● **PASSAGE SHOWN**:
Sorry SecondLife
Ok, I admit, I have forgotten all about SecondLife, Linden Dollars and avatars in my recent research on social media.
In a class called collaboration at Uni three years ago I visited another 3D-world, and today (after being ticked off by a colleague) i joined SecondLife and now officially have an avatar called TigerOfNorway Riddler (why do you have to choose last name on your avatar, and why on earth do I need to type the choosen last name when logging in??) and I did some quick discoveries listed below.
People. What stroke me first was that there was actually quite a few people (yeah yeah, avatars, or what ever) in there. And I have heard that some Norwegian companies are establishing themselves there, but could not find them – how are you navigating this anyway? Eventually I found a way to search, but at first it gave me only web page hits. I learned to teleport after about four minutes.
Content and learning. My colleague said that content is moving away from gaming (if it ever was there) and more towards big and small companies establishing themself there, running electronic meetings in there, and sharing content in there. I have not had the time to discover this properly yet, but will eventually. My biggest question though, is how this will ever compete with Google + Wikipedia – there is no way I can see more content quicker in SL, then I can by searching and reading Wikipedia. Maybe the learning and illustration example will do the trick here but is that really enough?
Avatars. Not long ago, I saw something about us designing computers to more or less replace humans, rather than augment them. I think the entire SecondLife smells of this life replacement a little bit and is still skeptical. Compared to video conference where people is unable to do anything but look either at you when they talk and they expierience you looking down on them or the other way around (see “the problem with video conferencing“) however, I believe avatars actually improve collaboration, avareness and the conference expierience.

● **EXERCISES**:
**a)** In the SecondLife post, what is the name of the writer's avatar?
**b)** Repeat word for word the part of the SecondLife post that begins at "Content and learning." and stops after "that really enough?".
**c)** Keep writing the SecondLife post, picking up after its last sentence.
The rows have no connection to the SecondLife post.

● **RECORD EXCERPTS**:
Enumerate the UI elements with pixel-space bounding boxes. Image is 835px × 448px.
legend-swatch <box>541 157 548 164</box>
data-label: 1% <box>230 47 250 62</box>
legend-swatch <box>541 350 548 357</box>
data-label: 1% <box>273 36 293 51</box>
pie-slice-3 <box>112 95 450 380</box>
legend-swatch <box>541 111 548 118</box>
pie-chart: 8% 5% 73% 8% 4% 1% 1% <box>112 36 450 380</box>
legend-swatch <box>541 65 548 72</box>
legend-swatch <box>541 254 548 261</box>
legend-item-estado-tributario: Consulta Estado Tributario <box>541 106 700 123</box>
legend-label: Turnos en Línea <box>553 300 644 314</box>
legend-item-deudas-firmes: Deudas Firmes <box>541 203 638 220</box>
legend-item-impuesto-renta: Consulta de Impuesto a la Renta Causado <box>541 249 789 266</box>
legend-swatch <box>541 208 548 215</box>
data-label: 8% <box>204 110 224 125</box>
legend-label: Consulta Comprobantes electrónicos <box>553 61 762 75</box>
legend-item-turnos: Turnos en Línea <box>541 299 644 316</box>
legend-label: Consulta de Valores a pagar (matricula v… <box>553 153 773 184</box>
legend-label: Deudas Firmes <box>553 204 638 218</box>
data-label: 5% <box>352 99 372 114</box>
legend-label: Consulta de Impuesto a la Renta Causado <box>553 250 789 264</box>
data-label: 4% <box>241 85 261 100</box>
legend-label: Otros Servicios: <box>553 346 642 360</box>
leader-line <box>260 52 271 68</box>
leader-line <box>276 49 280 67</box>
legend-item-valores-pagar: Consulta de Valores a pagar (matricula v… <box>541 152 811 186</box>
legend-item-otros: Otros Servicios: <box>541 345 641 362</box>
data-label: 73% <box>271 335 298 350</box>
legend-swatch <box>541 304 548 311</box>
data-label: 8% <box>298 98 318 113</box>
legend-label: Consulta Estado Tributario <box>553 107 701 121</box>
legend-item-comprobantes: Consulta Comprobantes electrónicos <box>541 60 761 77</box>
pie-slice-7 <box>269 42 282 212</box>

● **ANSWER SECTION**:
**a)** TigerOfNorway Riddler

**b)**
Content and learning. My colleague said that content is moving away from gaming (if it ever was there) and more towards big and small companies establishing themself there, running electronic meetings in there, and sharing content in there. I have not had the time to discover this properly yet, but will eventually. My biggest question though, is how this will ever compete with Google + Wikipedia – there is no way I can see more content quicker in SL, then I can by searching and reading Wikipedia. Maybe the learning and illustration example will do the trick here but is that really enough?

**c)**
The world loads slowly. Last time I visited a 3D world was at University as stated above. My expirience then was reduced by the fact that it loaded slowly. And so did SL today. I was sitting at work at relatively proper lines, but still things moved slowly and lagged a lot. I also had trouble zooming on details. This bugged me quickly.

Now that was four cents from me. Hopefully I will overcome some of these on my next visit. Until then, I stick to Vyew, Skype and MOSS 2007. Any comments to my SL opinions? How is secondlife going to be really useful and take on?
Best regards,
TigerOfNorway Riddler
Newbie in SL
Filed under: On collaboration, On entrepreneurship, On social media | 2 Comments
In my opinion Second Life is merely a hype, just like all those that came before it. My first venture into a non-game 3D virtual world were with the first of its kind, namely ActiveWorlds in 1995, which is actually still running! While awesome at the time it wasn’t really useful for much, and the crux is that since then not much have really improved when it comes to actual user-value in these worlds.
However despite this they have all been important, because each generation of such worlds provides experiences and furthers knowledge that helps improve them towards something that can be truly world changing in the future. As far as I have gathered, Second Life’s most important contribution to this development is their real-life experiments with “real” virtual-money, the infamous Linden Dollars.
While this experiment with an independent economic system are absolutely crucial to the success of further development and commercialization in this space, virtual worlds are still a work in progress. One day a virtual world will definitively take the world by storm, but I am very certain that it won’t happen soon and even more so that it won’t be Second Life.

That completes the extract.